Aim of the exercise: Quote each line of the material verbatim, without the pictures.
• • • • •
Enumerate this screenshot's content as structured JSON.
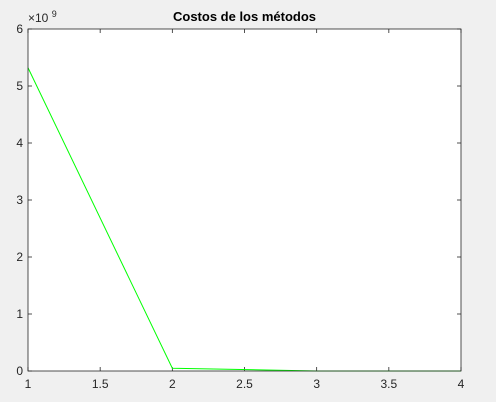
{
  "chart_data": {
    "type": "line",
    "title": "Costos de los métodos",
    "xlabel": "",
    "ylabel": "",
    "x": [
      1,
      2,
      3,
      4
    ],
    "series": [
      {
        "values": [
          5320000000,
          48000000,
          1000000,
          200000
        ],
        "color": "#00ff00"
      }
    ],
    "xlim": [
      1,
      4
    ],
    "ylim": [
      0,
      6000000000
    ],
    "xticks": [
      1,
      1.5,
      2,
      2.5,
      3,
      3.5,
      4
    ],
    "xtick_labels": [
      "1",
      "1.5",
      "2",
      "2.5",
      "3",
      "3.5",
      "4"
    ],
    "yticks": [
      0,
      1000000000,
      2000000000,
      3000000000,
      4000000000,
      5000000000,
      6000000000
    ],
    "ytick_labels": [
      "0",
      "1",
      "2",
      "3",
      "4",
      "5",
      "6"
    ],
    "exponent_label": {
      "base": "×10",
      "power": "9"
    },
    "grid": false,
    "legend": "none"
  }
}
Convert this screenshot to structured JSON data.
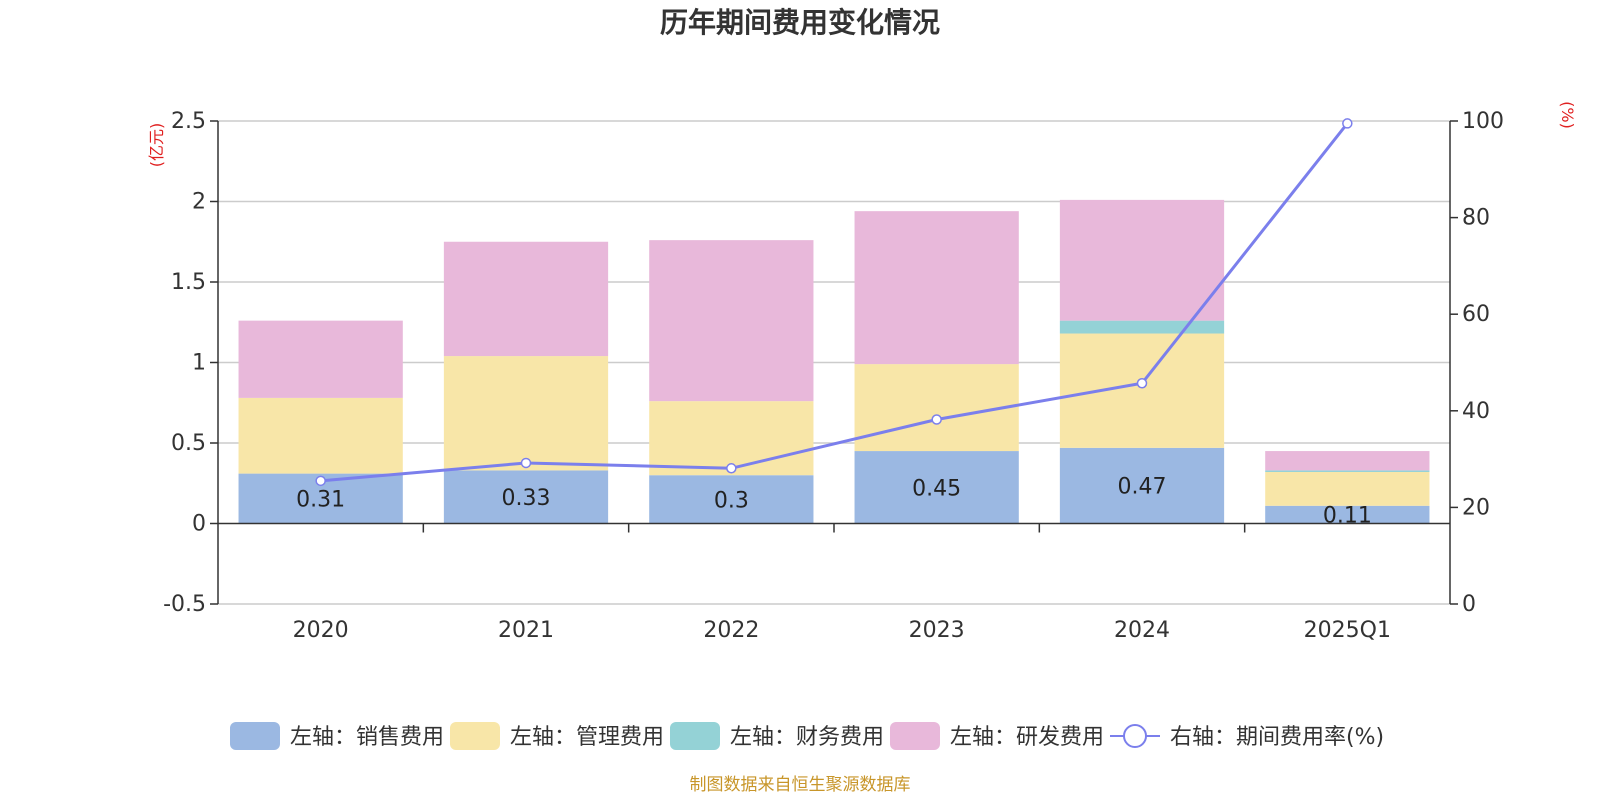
{
  "chart_data": {
    "type": "bar",
    "title": "历年期间费用变化情况",
    "categories": [
      "2020",
      "2021",
      "2022",
      "2023",
      "2024",
      "2025Q1"
    ],
    "left_axis": {
      "unit": "(亿元)",
      "ylim": [
        -0.5,
        2.5
      ],
      "ticks": [
        -0.5,
        0,
        0.5,
        1,
        1.5,
        2,
        2.5
      ],
      "tick_labels": [
        "-0.5",
        "0",
        "0.5",
        "1",
        "1.5",
        "2",
        "2.5"
      ]
    },
    "right_axis": {
      "unit": "(%)",
      "ylim": [
        0,
        100
      ],
      "ticks": [
        0,
        20,
        40,
        60,
        80,
        100
      ],
      "tick_labels": [
        "0",
        "20",
        "40",
        "60",
        "80",
        "100"
      ]
    },
    "series": [
      {
        "name": "左轴：销售费用",
        "type": "bar",
        "axis": "left",
        "color": "#9bb8e2",
        "values": [
          0.31,
          0.33,
          0.3,
          0.45,
          0.47,
          0.11
        ],
        "labels": [
          "0.31",
          "0.33",
          "0.3",
          "0.45",
          "0.47",
          "0.11"
        ]
      },
      {
        "name": "左轴：管理费用",
        "type": "bar",
        "axis": "left",
        "color": "#f8e6a8",
        "values": [
          0.47,
          0.71,
          0.46,
          0.54,
          0.71,
          0.21
        ]
      },
      {
        "name": "左轴：财务费用",
        "type": "bar",
        "axis": "left",
        "color": "#94d2d6",
        "values": [
          0.0,
          0.0,
          0.0,
          0.0,
          0.08,
          0.01
        ]
      },
      {
        "name": "左轴：研发费用",
        "type": "bar",
        "axis": "left",
        "color": "#e8b8da",
        "values": [
          0.48,
          0.71,
          1.0,
          0.95,
          0.75,
          0.12
        ]
      },
      {
        "name": "右轴：期间费用率(%)",
        "type": "line",
        "axis": "right",
        "color": "#7b7fec",
        "values": [
          25.5,
          29.2,
          28.1,
          38.2,
          45.7,
          99.5
        ]
      }
    ],
    "grid": true,
    "legend_position": "bottom"
  },
  "source": "制图数据来自恒生聚源数据库"
}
• • • • •
Correct answer:
Enumerate this screenshot's content as structured JSON.
{
  "chart_data": {
    "type": "line",
    "title": "Costos de los métodos",
    "xlabel": "",
    "ylabel": "",
    "x": [
      1,
      2,
      3,
      4
    ],
    "series": [
      {
        "values": [
          5320000000,
          48000000,
          1000000,
          200000
        ],
        "color": "#00ff00"
      }
    ],
    "xlim": [
      1,
      4
    ],
    "ylim": [
      0,
      6000000000
    ],
    "xticks": [
      1,
      1.5,
      2,
      2.5,
      3,
      3.5,
      4
    ],
    "xtick_labels": [
      "1",
      "1.5",
      "2",
      "2.5",
      "3",
      "3.5",
      "4"
    ],
    "yticks": [
      0,
      1000000000,
      2000000000,
      3000000000,
      4000000000,
      5000000000,
      6000000000
    ],
    "ytick_labels": [
      "0",
      "1",
      "2",
      "3",
      "4",
      "5",
      "6"
    ],
    "exponent_label": {
      "base": "×10",
      "power": "9"
    },
    "grid": false,
    "legend": "none"
  }
}
Convert this screenshot to structured JSON data.
{
  "chart_data": {
    "type": "bar",
    "title": "历年期间费用变化情况",
    "categories": [
      "2020",
      "2021",
      "2022",
      "2023",
      "2024",
      "2025Q1"
    ],
    "left_axis": {
      "unit": "(亿元)",
      "ylim": [
        -0.5,
        2.5
      ],
      "ticks": [
        -0.5,
        0,
        0.5,
        1,
        1.5,
        2,
        2.5
      ],
      "tick_labels": [
        "-0.5",
        "0",
        "0.5",
        "1",
        "1.5",
        "2",
        "2.5"
      ]
    },
    "right_axis": {
      "unit": "(%)",
      "ylim": [
        0,
        100
      ],
      "ticks": [
        0,
        20,
        40,
        60,
        80,
        100
      ],
      "tick_labels": [
        "0",
        "20",
        "40",
        "60",
        "80",
        "100"
      ]
    },
    "series": [
      {
        "name": "左轴：销售费用",
        "type": "bar",
        "axis": "left",
        "color": "#9bb8e2",
        "values": [
          0.31,
          0.33,
          0.3,
          0.45,
          0.47,
          0.11
        ],
        "labels": [
          "0.31",
          "0.33",
          "0.3",
          "0.45",
          "0.47",
          "0.11"
        ]
      },
      {
        "name": "左轴：管理费用",
        "type": "bar",
        "axis": "left",
        "color": "#f8e6a8",
        "values": [
          0.47,
          0.71,
          0.46,
          0.54,
          0.71,
          0.21
        ]
      },
      {
        "name": "左轴：财务费用",
        "type": "bar",
        "axis": "left",
        "color": "#94d2d6",
        "values": [
          0.0,
          0.0,
          0.0,
          0.0,
          0.08,
          0.01
        ]
      },
      {
        "name": "左轴：研发费用",
        "type": "bar",
        "axis": "left",
        "color": "#e8b8da",
        "values": [
          0.48,
          0.71,
          1.0,
          0.95,
          0.75,
          0.12
        ]
      },
      {
        "name": "右轴：期间费用率(%)",
        "type": "line",
        "axis": "right",
        "color": "#7b7fec",
        "values": [
          25.5,
          29.2,
          28.1,
          38.2,
          45.7,
          99.5
        ]
      }
    ],
    "grid": true,
    "legend_position": "bottom"
  },
  "source": "制图数据来自恒生聚源数据库"
}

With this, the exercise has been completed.